== Provided information ==
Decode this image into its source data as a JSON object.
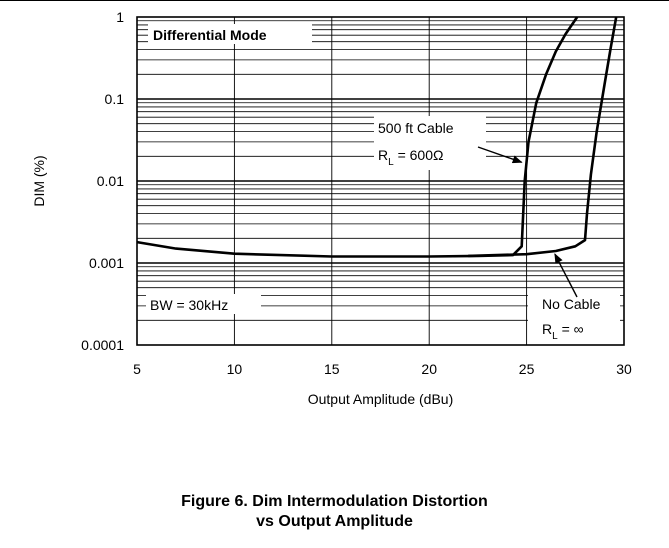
{
  "chart_data": {
    "type": "line",
    "xlabel": "Output Amplitude (dBu)",
    "ylabel": "DIM (%)",
    "xlim": [
      5,
      30
    ],
    "ylim": [
      0.0001,
      1
    ],
    "yscale": "log",
    "grid": true,
    "x_ticks": [
      5,
      10,
      15,
      20,
      25,
      30
    ],
    "x_tick_labels": [
      "5",
      "10",
      "15",
      "20",
      "25",
      "30"
    ],
    "y_ticks": [
      0.0001,
      0.001,
      0.01,
      0.1,
      1
    ],
    "y_tick_labels": [
      "0.0001",
      "0.001",
      "0.01",
      "0.1",
      "1"
    ],
    "series": [
      {
        "id": "cable",
        "x": [
          5,
          7,
          10,
          15,
          20,
          22.5,
          24.3,
          24.75,
          24.9,
          25.1,
          25.5,
          26,
          26.5,
          27,
          27.6
        ],
        "y": [
          0.0018,
          0.0015,
          0.0013,
          0.0012,
          0.0012,
          0.00122,
          0.00125,
          0.0016,
          0.01,
          0.03,
          0.09,
          0.2,
          0.38,
          0.62,
          1.0
        ]
      },
      {
        "id": "no-cable",
        "x": [
          22,
          25,
          26.5,
          27.5,
          28,
          28.1,
          28.3,
          28.6,
          29,
          29.3,
          29.6
        ],
        "y": [
          0.00122,
          0.00128,
          0.0014,
          0.0016,
          0.0019,
          0.004,
          0.012,
          0.04,
          0.15,
          0.4,
          1.0
        ]
      }
    ],
    "annotations": {
      "mode": "Differential Mode",
      "bw": "BW = 30kHz",
      "cable_line1": "500 ft Cable",
      "cable_rl_prefix": "R",
      "cable_rl_sub": "L",
      "cable_rl_value": " = 600Ω",
      "nocable_line1": "No Cable",
      "nocable_rl_prefix": "R",
      "nocable_rl_sub": "L",
      "nocable_rl_value": " = ∞"
    },
    "annotation_points": {
      "cable_arrow_target": [
        24.85,
        0.016
      ],
      "nocable_arrow_target": [
        26.4,
        0.0014
      ]
    }
  },
  "caption": {
    "line1": "Figure 6. Dim Intermodulation Distortion",
    "line2": "vs Output Amplitude"
  }
}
===
» **Written exercise**
Skipping the pictures, transcribe each line above exactly as it appears.

» **Written response**
Decode this image into its source data as a JSON object.
{
  "chart_data": {
    "type": "line",
    "xlabel": "Output Amplitude (dBu)",
    "ylabel": "DIM (%)",
    "xlim": [
      5,
      30
    ],
    "ylim": [
      0.0001,
      1
    ],
    "yscale": "log",
    "grid": true,
    "x_ticks": [
      5,
      10,
      15,
      20,
      25,
      30
    ],
    "x_tick_labels": [
      "5",
      "10",
      "15",
      "20",
      "25",
      "30"
    ],
    "y_ticks": [
      0.0001,
      0.001,
      0.01,
      0.1,
      1
    ],
    "y_tick_labels": [
      "0.0001",
      "0.001",
      "0.01",
      "0.1",
      "1"
    ],
    "series": [
      {
        "id": "cable",
        "x": [
          5,
          7,
          10,
          15,
          20,
          22.5,
          24.3,
          24.75,
          24.9,
          25.1,
          25.5,
          26,
          26.5,
          27,
          27.6
        ],
        "y": [
          0.0018,
          0.0015,
          0.0013,
          0.0012,
          0.0012,
          0.00122,
          0.00125,
          0.0016,
          0.01,
          0.03,
          0.09,
          0.2,
          0.38,
          0.62,
          1.0
        ]
      },
      {
        "id": "no-cable",
        "x": [
          22,
          25,
          26.5,
          27.5,
          28,
          28.1,
          28.3,
          28.6,
          29,
          29.3,
          29.6
        ],
        "y": [
          0.00122,
          0.00128,
          0.0014,
          0.0016,
          0.0019,
          0.004,
          0.012,
          0.04,
          0.15,
          0.4,
          1.0
        ]
      }
    ],
    "annotations": {
      "mode": "Differential Mode",
      "bw": "BW = 30kHz",
      "cable_line1": "500 ft Cable",
      "cable_rl_prefix": "R",
      "cable_rl_sub": "L",
      "cable_rl_value": " = 600Ω",
      "nocable_line1": "No Cable",
      "nocable_rl_prefix": "R",
      "nocable_rl_sub": "L",
      "nocable_rl_value": " = ∞"
    },
    "annotation_points": {
      "cable_arrow_target": [
        24.85,
        0.016
      ],
      "nocable_arrow_target": [
        26.4,
        0.0014
      ]
    }
  },
  "caption": {
    "line1": "Figure 6. Dim Intermodulation Distortion",
    "line2": "vs Output Amplitude"
  }
}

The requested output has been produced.